Task requirements >>
Every line that holds "text" should be shown.

A block of data
· · · · ·

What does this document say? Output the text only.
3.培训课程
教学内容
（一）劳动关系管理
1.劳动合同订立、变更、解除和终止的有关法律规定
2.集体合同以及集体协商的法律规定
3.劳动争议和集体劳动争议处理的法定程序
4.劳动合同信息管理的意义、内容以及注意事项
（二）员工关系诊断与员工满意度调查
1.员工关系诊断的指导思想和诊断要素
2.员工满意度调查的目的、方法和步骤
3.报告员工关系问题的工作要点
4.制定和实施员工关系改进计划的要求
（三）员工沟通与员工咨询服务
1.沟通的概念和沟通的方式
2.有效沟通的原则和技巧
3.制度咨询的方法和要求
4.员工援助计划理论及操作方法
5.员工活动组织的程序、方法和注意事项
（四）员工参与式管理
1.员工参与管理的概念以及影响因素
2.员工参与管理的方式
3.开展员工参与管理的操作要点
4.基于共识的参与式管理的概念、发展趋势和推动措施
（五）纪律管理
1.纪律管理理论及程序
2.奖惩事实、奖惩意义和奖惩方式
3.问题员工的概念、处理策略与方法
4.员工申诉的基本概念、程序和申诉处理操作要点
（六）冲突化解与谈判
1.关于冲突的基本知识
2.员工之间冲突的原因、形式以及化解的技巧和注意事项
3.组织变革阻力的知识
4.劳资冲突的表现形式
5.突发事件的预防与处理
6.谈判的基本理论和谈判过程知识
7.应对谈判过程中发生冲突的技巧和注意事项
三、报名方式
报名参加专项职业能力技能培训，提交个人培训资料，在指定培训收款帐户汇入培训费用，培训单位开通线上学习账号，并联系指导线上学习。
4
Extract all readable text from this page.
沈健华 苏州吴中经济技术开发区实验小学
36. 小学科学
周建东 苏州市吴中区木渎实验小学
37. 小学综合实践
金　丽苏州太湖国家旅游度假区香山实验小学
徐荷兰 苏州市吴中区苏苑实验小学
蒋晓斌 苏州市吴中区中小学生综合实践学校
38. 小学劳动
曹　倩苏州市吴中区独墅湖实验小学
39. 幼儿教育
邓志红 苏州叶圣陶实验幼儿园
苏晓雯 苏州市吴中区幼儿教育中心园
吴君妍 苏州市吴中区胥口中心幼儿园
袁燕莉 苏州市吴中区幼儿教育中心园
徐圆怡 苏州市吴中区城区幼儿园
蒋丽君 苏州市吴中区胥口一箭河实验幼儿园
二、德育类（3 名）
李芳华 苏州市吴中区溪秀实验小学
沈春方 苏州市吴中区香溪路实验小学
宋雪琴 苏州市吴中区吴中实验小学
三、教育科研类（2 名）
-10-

· · · · ·

Exercise answer >>
What does this document say? Output the text only.
Extract all readable text from this page.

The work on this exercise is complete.